Women are stepping up to learn what it takes to be responsible gun owners.

LOUISVILLE, Ky. — Over the past decade, women have been heading to the gun range at an increasing rate. 

Melinda Heavrin leads the Louisville chapter of The Well-Armed Woman, a national nonprofit with almost 11,00 members. Once a month, she heads a class of about 40 women on gun handling and safety at the Louisville Armory.

“It was something I thought, you know, that might be nice. A group of women and we can get together and shoot together," Heavrin said.

The Well-Armed Woman aims to educate, equip and empower women to be responsible gun owners. The organization was started by Carrie Lightfoot who was frustrated by the lack of resources available to women who were interested in owning and using firearms.

Now, there are 345 chapters of The Well-Armed Woman in 47 states, including eight in Indiana and five in Kentucky.

“Before we had The Well-Armed Woman, I wasn’t aware of any female shooting organizations," Heavrin said.

The women in Heavrin's class span in age from their 20s to 70s, but what they all have in common is the desire to protect and defend.

· · · · ·

● Required work:
A - Reproduce the part of the article about women gun owners from "The Well-Armed Woman aims" up to and including "protect and defend.", word for word.
B - Pick up the article about women learning to be responsible gun owners from its last sentence and keep writing it.

Data listing:
· · · · ·

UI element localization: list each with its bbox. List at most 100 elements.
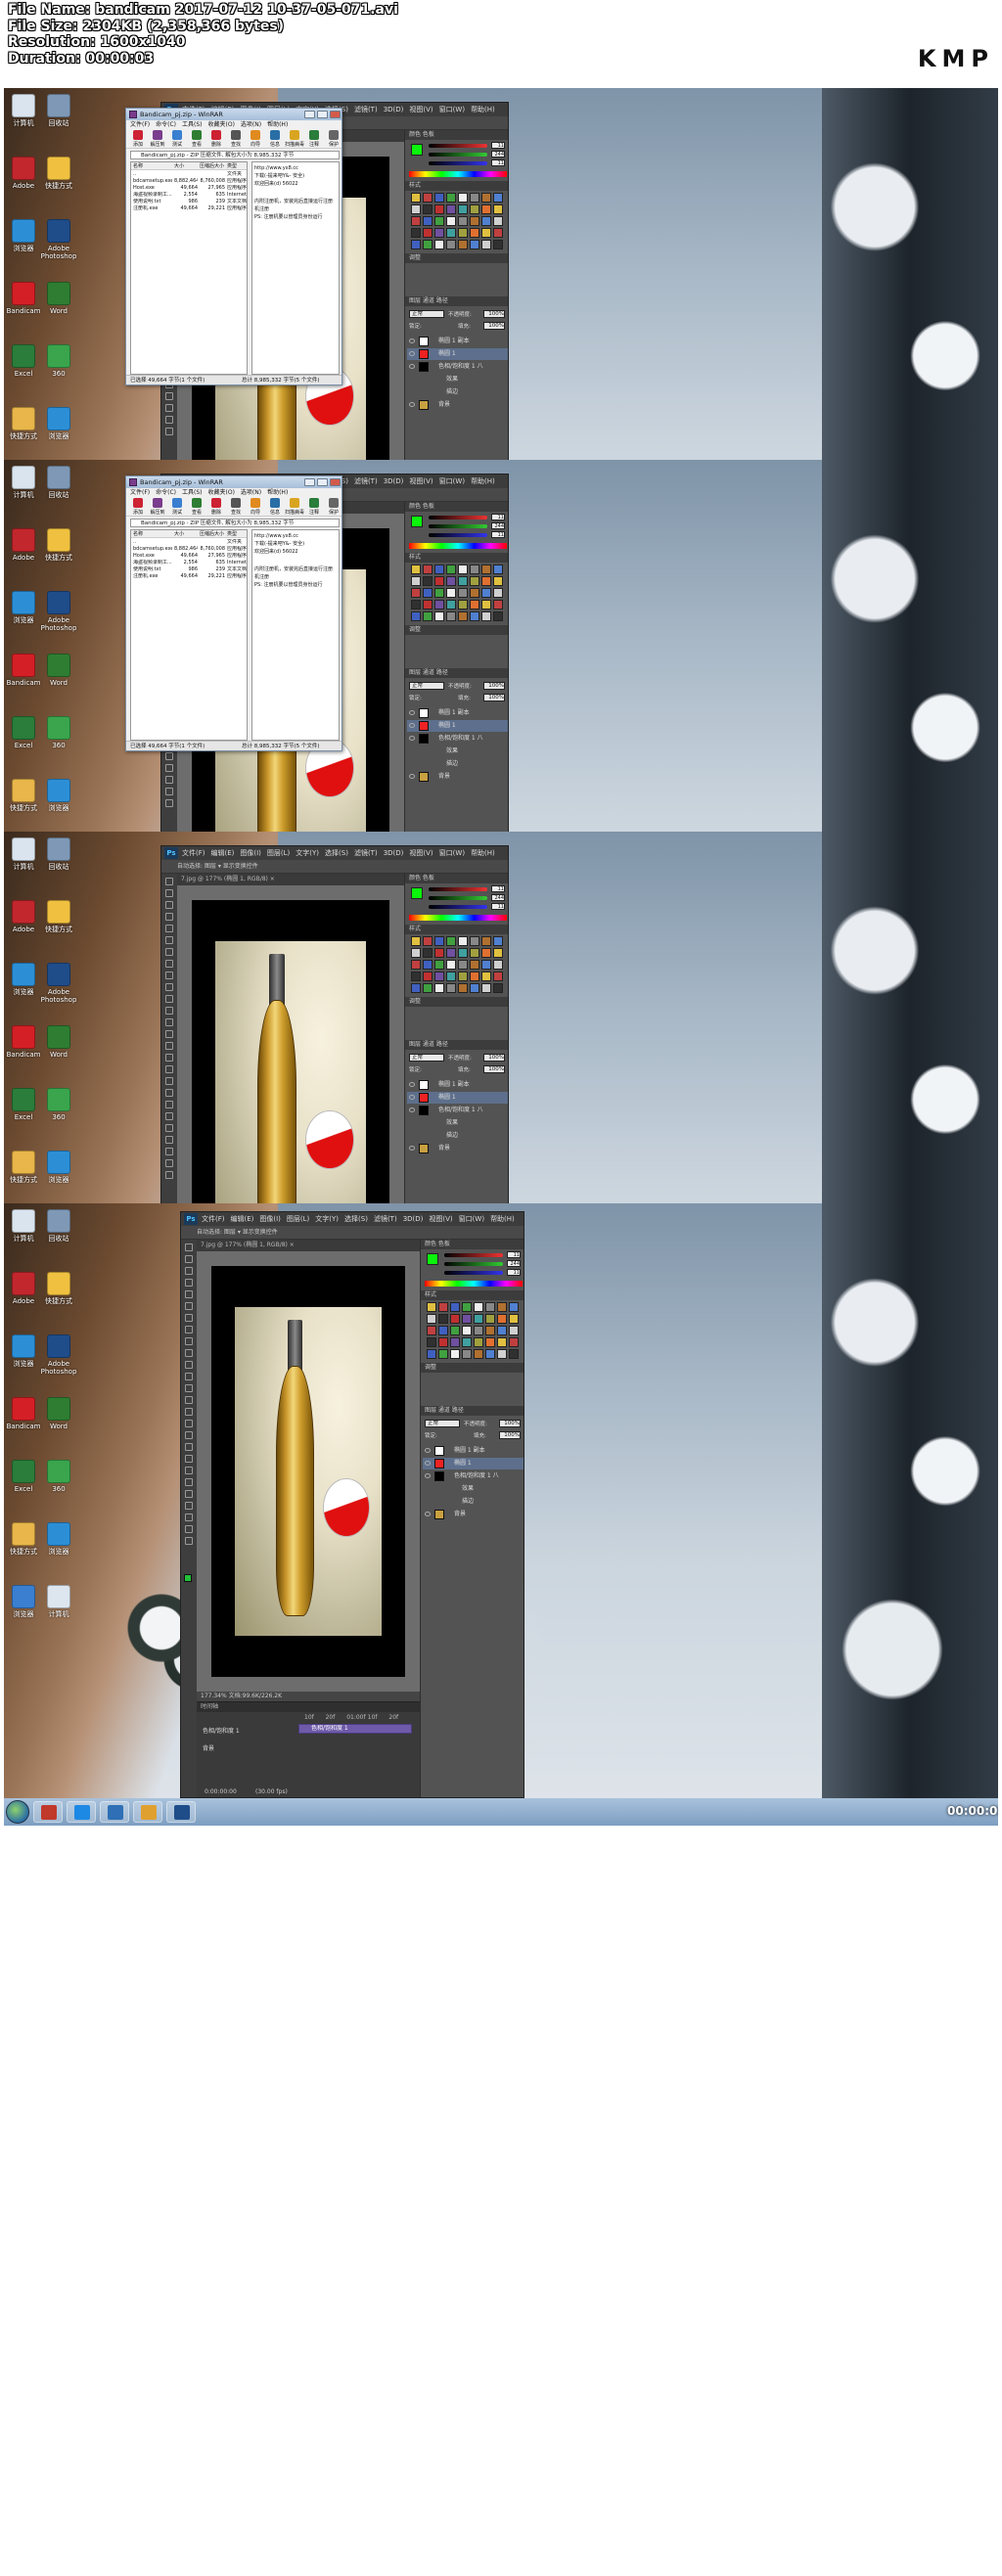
- tool-icon[interactable]: [165, 764, 173, 772]
- file-row[interactable]: bdcamsetup.exe 8,882,464 8,760,008 应用程序: [131, 178, 247, 185]
- style-swatch[interactable]: [411, 565, 421, 574]
- visibility-eye-icon[interactable]: [425, 1512, 431, 1516]
- style-swatch[interactable]: [458, 565, 468, 574]
- style-swatch[interactable]: [509, 1349, 519, 1359]
- layer-row[interactable]: 效果: [423, 1483, 524, 1495]
- visibility-eye-icon[interactable]: [425, 1473, 431, 1478]
- menu-item[interactable]: 滤镜(T): [354, 106, 378, 113]
- style-swatch[interactable]: [434, 216, 444, 226]
- style-swatch[interactable]: [497, 1326, 507, 1335]
- style-swatch[interactable]: [446, 193, 456, 203]
- style-swatch[interactable]: [446, 204, 456, 214]
- file-row[interactable]: 使用说明.txt 986 239 文本文档: [131, 199, 247, 205]
- menu-item[interactable]: 选择(S): [325, 849, 348, 857]
- style-swatch[interactable]: [462, 1326, 472, 1335]
- style-swatch[interactable]: [434, 204, 444, 214]
- style-swatch[interactable]: [434, 576, 444, 586]
- style-swatch[interactable]: [485, 1326, 495, 1335]
- desktop-icon[interactable]: Word: [41, 280, 76, 325]
- style-swatch[interactable]: [470, 228, 479, 238]
- style-swatch[interactable]: [434, 600, 444, 610]
- style-swatch[interactable]: [509, 1314, 519, 1324]
- style-swatch[interactable]: [411, 972, 421, 981]
- menu-item[interactable]: 命令(C): [156, 489, 176, 496]
- desktop-icon[interactable]: 浏览器: [41, 1149, 76, 1194]
- tool-icon[interactable]: [185, 1361, 193, 1369]
- column-header[interactable]: 名称: [133, 530, 172, 538]
- visibility-eye-icon[interactable]: [409, 402, 415, 407]
- style-swatch[interactable]: [434, 983, 444, 993]
- desktop-icon[interactable]: 计算机: [41, 1583, 76, 1628]
- color-value[interactable]: 11: [491, 903, 505, 910]
- layer-row[interactable]: 背景: [407, 399, 508, 411]
- menu-item[interactable]: 帮助(H): [471, 477, 495, 485]
- tool-icon[interactable]: [185, 1525, 193, 1533]
- tool-icon[interactable]: [165, 1112, 173, 1120]
- style-swatch[interactable]: [427, 1302, 436, 1312]
- style-swatch[interactable]: [450, 1326, 460, 1335]
- style-swatch[interactable]: [423, 936, 433, 946]
- tool-icon[interactable]: [185, 1431, 193, 1439]
- style-swatch[interactable]: [423, 565, 433, 574]
- desktop-icon[interactable]: 360: [41, 714, 76, 759]
- color-spectrum[interactable]: [409, 915, 507, 921]
- desktop-icon[interactable]: Adobe Photoshop: [41, 961, 76, 1006]
- style-swatch[interactable]: [423, 228, 433, 238]
- opacity-value[interactable]: 100%: [499, 1420, 521, 1427]
- column-header[interactable]: 压缩后大小: [200, 530, 225, 538]
- tool-icon[interactable]: [185, 1373, 193, 1380]
- color-slider[interactable]: [429, 896, 487, 900]
- visibility-eye-icon[interactable]: [409, 736, 415, 741]
- tool-icon[interactable]: [165, 1124, 173, 1132]
- tool-icon[interactable]: [185, 1408, 193, 1416]
- tool-icon[interactable]: [165, 1065, 173, 1073]
- style-swatch[interactable]: [427, 1337, 436, 1347]
- document-tabs[interactable]: 7.jpg @ 177% (椭圆 1, RGB/8) ×: [197, 1240, 420, 1251]
- menu-item[interactable]: 滤镜(T): [374, 1215, 397, 1223]
- color-slider[interactable]: [444, 1262, 503, 1266]
- toolbar-button[interactable]: 添加: [128, 498, 148, 516]
- menu-item[interactable]: 收藏夹(O): [208, 121, 235, 128]
- tool-icon[interactable]: [165, 1007, 173, 1015]
- style-swatch[interactable]: [470, 216, 479, 226]
- taskbar-button[interactable]: [67, 1801, 96, 1823]
- style-swatch[interactable]: [423, 983, 433, 993]
- color-value[interactable]: 11: [491, 885, 505, 892]
- toolbar-button[interactable]: 查看: [187, 498, 206, 516]
- fill-value[interactable]: 100%: [483, 694, 505, 701]
- menu-item[interactable]: 帮助(H): [267, 489, 288, 496]
- style-swatch[interactable]: [434, 565, 444, 574]
- menu-item[interactable]: 收藏夹(O): [208, 489, 235, 496]
- tool-icon[interactable]: [165, 972, 173, 979]
- visibility-eye-icon[interactable]: [409, 710, 415, 715]
- toolbar-button[interactable]: 注释: [304, 498, 324, 516]
- tool-icon[interactable]: [165, 1136, 173, 1144]
- style-swatch[interactable]: [434, 228, 444, 238]
- style-swatch[interactable]: [493, 600, 503, 610]
- tool-icon[interactable]: [165, 392, 173, 400]
- menu-item[interactable]: 帮助(H): [267, 121, 288, 128]
- minimize-button[interactable]: [304, 111, 315, 118]
- style-swatch[interactable]: [446, 972, 456, 981]
- style-swatch[interactable]: [450, 1302, 460, 1312]
- desktop-icon[interactable]: 快捷方式: [41, 526, 76, 571]
- style-swatch[interactable]: [481, 565, 491, 574]
- tool-icon[interactable]: [165, 925, 173, 932]
- color-slider[interactable]: [429, 516, 487, 520]
- style-swatch[interactable]: [458, 948, 468, 958]
- tool-icon[interactable]: [165, 799, 173, 807]
- tool-icon[interactable]: [185, 1337, 193, 1345]
- tool-icon[interactable]: [185, 1243, 193, 1251]
- tool-icon[interactable]: [165, 416, 173, 424]
- close-button[interactable]: [330, 478, 341, 486]
- toolbar-button[interactable]: 保护: [324, 130, 342, 148]
- tool-icon[interactable]: [185, 1514, 193, 1521]
- style-swatch[interactable]: [423, 576, 433, 586]
- menu-item[interactable]: 图像(I): [259, 1215, 281, 1223]
- foreground-color-swatch[interactable]: [184, 1574, 192, 1582]
- style-swatch[interactable]: [481, 936, 491, 946]
- style-swatch[interactable]: [446, 216, 456, 226]
- menu-item[interactable]: 文字(Y): [315, 1215, 339, 1223]
- close-button[interactable]: [330, 111, 341, 118]
- color-swatch[interactable]: [411, 887, 423, 899]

· · · · ·

● Results by task:
A -
The Well-Armed Woman aims to educate, equip and empower women to be responsible gun owners. The organization was started by Carrie Lightfoot who was frustrated by the lack of resources available to women who were interested in owning and using firearms.

Now, there are 345 chapters of The Well-Armed Woman in 47 states, including eight in Indiana and five in Kentucky.

“Before we had The Well-Armed Woman, I wasn’t aware of any female shooting organizations," Heavrin said.

The women in Heavrin's class span in age from their 20s to 70s, but what they all have in common is the desire to protect and defend.

B -
“Sometimes it’s grandkids. Sometimes it depends on the profession. Maybe where they work and what they are doing. Sometimes it is because maybe they're home alone with kids during the day, a spouse is out working and they're concerned if there is a home break-in what to do," Heavrin said.

Leo Estevez joined The Well-Armed Woman partly due to what happened to her as a teenager. At 15-years-old, she was mugged, beaten and left with a concussion.  

“From that day forward, I pretty much said that wasn’t going to happen to me again," Estevez said.

According to Heavrin, more women began stepping up to shoot about a decade ago.

Barry Laws, the owner of Openrange in Crestwood, said the gun industry changed its marketing strategy years ago, targeting women after seeing how much they spent on safety.

In 2016, women made up 23 percent of the $44 billion retail market, according to the National Shooting Sports Foundation. It was a 16 percent increase from 2010.

Laws is one of multiple instructors teaching courses to women and in the area. He hired two female instructors and offers a lady's night every Thursday. His women-only classes focus on concealed carry, pistol shooting and self-defense.

But does having a gun in your home really make your family safer?

The Giffords Law Center reports having a gun in the home offers an increased risk of homicide by a family member. They also said guns are more likely to be used in an assault, attempted suicide or unintentional shooting than used in self-defense.

That's why knowing how to fire and handle a gun safely is so important.

“I’ve been around hundreds of thousands of people carrying guns around me. I don’t have any extra holes in me, you know. It’s just a matter of being safe and mindful and teaching them what our expectations are when they are here," Laws said.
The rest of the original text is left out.